** The problem **
Collect all the lines that mention the word "Reserves".

Raw records start

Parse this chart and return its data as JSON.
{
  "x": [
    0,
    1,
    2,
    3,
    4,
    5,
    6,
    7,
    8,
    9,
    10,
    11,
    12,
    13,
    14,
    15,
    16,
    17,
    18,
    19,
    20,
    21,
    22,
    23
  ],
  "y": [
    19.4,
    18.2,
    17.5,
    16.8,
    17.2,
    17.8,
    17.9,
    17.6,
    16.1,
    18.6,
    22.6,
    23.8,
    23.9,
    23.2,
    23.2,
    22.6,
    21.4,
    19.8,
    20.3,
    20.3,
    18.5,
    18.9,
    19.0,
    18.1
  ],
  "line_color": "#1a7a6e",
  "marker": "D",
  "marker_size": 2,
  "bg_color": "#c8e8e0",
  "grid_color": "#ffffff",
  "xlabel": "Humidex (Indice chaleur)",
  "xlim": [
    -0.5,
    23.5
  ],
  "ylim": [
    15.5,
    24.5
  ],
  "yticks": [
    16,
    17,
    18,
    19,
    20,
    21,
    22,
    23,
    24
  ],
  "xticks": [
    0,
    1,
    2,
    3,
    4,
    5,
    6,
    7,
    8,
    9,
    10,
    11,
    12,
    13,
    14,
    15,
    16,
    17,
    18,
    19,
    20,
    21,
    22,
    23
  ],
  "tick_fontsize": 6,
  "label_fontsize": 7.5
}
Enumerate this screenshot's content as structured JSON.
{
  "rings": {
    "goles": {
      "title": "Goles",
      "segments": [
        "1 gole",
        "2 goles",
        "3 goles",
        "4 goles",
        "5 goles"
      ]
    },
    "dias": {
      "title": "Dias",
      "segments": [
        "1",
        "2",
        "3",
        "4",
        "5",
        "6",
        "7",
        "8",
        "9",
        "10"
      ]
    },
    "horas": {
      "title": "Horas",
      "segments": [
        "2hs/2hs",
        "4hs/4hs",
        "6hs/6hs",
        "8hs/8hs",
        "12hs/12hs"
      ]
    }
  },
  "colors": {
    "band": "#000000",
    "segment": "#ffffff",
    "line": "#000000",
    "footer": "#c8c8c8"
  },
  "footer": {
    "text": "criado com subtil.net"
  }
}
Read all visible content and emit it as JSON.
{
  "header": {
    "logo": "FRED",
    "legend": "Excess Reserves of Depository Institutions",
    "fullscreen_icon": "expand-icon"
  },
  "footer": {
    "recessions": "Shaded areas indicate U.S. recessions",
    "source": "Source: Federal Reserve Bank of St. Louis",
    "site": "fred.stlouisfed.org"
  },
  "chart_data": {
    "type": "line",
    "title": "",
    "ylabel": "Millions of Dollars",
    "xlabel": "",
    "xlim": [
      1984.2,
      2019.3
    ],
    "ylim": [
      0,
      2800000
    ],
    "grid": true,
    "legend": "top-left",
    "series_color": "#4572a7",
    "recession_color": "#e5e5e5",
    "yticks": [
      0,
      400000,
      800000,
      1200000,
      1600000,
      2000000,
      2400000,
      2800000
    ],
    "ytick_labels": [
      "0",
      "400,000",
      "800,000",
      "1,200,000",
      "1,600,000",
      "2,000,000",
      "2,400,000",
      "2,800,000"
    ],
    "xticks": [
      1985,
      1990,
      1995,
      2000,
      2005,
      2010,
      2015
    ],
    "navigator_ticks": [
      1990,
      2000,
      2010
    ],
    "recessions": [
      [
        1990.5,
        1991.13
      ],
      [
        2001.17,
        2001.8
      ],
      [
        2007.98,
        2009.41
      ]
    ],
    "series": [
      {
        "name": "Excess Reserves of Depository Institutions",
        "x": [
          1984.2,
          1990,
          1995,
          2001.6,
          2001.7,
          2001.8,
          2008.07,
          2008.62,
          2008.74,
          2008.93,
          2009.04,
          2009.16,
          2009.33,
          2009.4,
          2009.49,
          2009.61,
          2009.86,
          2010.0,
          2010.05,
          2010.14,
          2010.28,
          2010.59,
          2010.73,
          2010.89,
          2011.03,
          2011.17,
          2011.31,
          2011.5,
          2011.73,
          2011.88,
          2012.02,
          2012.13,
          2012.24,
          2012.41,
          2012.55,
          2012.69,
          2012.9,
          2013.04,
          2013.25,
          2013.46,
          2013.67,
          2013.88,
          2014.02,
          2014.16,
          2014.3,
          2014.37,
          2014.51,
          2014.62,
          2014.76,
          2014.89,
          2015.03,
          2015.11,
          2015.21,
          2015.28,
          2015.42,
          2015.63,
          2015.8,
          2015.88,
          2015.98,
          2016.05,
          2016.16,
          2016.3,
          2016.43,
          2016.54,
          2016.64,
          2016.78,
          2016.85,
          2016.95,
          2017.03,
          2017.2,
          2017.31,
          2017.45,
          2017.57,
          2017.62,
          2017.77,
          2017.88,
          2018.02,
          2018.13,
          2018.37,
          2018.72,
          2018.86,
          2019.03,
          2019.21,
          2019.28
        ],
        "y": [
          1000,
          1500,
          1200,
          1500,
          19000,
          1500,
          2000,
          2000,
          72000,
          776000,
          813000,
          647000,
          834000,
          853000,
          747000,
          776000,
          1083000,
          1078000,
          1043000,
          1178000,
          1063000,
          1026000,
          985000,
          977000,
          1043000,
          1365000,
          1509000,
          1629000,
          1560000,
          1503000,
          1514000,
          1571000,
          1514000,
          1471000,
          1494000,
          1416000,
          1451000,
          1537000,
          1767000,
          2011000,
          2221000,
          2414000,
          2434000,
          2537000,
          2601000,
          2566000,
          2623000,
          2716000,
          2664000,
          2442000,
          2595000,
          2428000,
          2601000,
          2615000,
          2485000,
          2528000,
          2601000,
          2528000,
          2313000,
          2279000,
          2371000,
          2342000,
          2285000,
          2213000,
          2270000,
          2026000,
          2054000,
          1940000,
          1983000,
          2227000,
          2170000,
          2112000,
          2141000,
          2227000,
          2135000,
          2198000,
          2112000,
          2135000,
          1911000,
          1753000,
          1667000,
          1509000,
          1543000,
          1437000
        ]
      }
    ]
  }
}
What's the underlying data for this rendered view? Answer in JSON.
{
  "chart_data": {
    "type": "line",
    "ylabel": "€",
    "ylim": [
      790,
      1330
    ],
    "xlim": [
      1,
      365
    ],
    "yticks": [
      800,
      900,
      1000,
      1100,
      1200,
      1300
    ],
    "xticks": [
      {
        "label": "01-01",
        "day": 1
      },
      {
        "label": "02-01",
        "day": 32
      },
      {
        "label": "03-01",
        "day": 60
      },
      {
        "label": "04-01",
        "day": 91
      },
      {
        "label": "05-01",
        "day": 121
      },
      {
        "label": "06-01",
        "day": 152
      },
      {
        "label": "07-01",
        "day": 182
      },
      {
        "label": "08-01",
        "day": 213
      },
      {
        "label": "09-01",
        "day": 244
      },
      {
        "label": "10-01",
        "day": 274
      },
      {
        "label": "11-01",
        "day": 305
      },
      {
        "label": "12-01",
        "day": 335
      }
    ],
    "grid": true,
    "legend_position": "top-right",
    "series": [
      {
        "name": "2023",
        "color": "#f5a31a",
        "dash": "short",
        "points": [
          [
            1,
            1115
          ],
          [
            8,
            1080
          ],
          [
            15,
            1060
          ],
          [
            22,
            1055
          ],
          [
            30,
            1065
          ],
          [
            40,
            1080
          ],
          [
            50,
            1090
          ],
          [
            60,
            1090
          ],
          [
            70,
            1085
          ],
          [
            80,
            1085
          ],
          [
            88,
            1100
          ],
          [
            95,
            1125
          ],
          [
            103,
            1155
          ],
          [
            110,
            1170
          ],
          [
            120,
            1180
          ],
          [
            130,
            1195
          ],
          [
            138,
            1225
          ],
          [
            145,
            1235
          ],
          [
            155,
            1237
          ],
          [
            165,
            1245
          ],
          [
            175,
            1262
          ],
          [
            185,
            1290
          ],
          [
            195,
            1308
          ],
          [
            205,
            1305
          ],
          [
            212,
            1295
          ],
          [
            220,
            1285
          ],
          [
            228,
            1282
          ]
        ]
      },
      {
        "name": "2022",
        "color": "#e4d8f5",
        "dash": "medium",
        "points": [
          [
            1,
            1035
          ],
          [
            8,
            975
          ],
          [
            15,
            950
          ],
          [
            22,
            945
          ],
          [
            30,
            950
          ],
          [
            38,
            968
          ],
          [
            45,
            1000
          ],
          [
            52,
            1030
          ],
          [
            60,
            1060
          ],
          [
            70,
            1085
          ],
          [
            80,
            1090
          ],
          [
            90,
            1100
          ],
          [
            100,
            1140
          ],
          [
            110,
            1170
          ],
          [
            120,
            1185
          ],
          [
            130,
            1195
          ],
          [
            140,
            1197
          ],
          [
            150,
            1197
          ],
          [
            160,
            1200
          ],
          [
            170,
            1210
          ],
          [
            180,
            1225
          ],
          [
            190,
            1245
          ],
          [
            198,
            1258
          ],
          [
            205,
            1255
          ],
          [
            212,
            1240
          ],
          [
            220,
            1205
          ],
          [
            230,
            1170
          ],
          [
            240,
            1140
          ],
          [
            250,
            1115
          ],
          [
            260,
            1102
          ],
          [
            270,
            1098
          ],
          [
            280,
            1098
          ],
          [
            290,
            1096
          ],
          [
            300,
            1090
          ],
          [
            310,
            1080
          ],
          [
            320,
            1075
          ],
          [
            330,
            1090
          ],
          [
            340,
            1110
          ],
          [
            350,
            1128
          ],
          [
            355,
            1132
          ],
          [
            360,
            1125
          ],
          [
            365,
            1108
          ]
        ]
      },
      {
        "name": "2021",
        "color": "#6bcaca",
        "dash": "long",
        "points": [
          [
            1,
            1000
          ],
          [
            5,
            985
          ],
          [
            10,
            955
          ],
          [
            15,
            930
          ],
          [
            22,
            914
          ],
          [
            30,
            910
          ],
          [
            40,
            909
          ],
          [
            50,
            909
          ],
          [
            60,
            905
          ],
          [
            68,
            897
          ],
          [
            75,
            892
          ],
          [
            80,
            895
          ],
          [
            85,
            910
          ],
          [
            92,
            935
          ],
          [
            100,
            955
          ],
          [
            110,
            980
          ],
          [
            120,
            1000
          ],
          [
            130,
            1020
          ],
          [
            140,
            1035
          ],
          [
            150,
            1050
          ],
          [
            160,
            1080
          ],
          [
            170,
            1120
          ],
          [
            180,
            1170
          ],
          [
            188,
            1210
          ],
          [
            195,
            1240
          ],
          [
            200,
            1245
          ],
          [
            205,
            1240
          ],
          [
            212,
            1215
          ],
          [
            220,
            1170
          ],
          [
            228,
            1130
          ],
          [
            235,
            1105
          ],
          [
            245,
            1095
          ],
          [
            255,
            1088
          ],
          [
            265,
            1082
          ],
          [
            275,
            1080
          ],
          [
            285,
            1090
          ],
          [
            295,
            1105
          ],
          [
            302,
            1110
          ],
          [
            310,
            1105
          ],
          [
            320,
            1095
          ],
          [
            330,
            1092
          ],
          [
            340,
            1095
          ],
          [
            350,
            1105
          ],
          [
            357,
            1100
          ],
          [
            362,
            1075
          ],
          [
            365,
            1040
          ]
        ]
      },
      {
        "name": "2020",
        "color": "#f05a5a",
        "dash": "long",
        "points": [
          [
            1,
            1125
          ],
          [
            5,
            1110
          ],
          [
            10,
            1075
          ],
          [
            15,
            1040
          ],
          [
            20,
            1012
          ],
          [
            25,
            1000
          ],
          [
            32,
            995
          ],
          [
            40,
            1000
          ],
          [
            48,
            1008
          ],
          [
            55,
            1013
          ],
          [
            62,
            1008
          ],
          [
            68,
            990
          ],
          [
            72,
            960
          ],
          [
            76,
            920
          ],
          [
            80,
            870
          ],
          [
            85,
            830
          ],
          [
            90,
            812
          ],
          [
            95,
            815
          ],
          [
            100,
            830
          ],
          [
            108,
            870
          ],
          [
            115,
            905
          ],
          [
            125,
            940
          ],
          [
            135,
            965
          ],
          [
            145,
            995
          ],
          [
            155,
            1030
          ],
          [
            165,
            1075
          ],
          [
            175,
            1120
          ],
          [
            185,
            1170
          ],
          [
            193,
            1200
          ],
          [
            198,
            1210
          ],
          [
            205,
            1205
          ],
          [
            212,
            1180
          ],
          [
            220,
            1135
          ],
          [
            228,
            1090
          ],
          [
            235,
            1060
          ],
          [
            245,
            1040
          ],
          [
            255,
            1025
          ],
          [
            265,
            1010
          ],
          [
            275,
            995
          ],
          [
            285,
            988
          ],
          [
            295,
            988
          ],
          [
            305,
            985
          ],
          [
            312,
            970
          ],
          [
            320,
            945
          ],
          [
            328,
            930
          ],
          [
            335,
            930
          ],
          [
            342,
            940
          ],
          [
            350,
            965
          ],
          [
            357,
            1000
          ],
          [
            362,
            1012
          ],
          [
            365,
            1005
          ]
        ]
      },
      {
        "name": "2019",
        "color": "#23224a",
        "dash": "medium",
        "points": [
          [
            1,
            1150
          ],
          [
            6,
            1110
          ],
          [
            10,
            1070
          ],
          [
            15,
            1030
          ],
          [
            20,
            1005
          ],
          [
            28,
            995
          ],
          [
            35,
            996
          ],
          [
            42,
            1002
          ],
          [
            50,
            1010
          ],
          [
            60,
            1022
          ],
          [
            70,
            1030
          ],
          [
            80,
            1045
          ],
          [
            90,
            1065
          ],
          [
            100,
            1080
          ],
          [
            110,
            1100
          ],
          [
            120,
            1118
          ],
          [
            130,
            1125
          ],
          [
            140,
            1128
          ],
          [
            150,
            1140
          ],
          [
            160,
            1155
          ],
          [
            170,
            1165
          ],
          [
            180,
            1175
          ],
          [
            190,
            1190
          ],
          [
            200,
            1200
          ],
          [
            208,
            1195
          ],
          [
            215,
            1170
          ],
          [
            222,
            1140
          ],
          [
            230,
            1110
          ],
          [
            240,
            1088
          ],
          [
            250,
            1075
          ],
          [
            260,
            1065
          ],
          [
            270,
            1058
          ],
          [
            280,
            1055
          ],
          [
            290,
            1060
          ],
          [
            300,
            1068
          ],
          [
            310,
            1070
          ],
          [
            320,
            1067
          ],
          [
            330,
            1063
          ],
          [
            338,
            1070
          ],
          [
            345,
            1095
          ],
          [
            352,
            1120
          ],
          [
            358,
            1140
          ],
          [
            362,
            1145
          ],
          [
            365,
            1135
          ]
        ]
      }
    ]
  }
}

Raw records end

** Result **
    "legend": "Excess Reserves of Depository Institutions",
        "name": "Excess Reserves of Depository Institutions",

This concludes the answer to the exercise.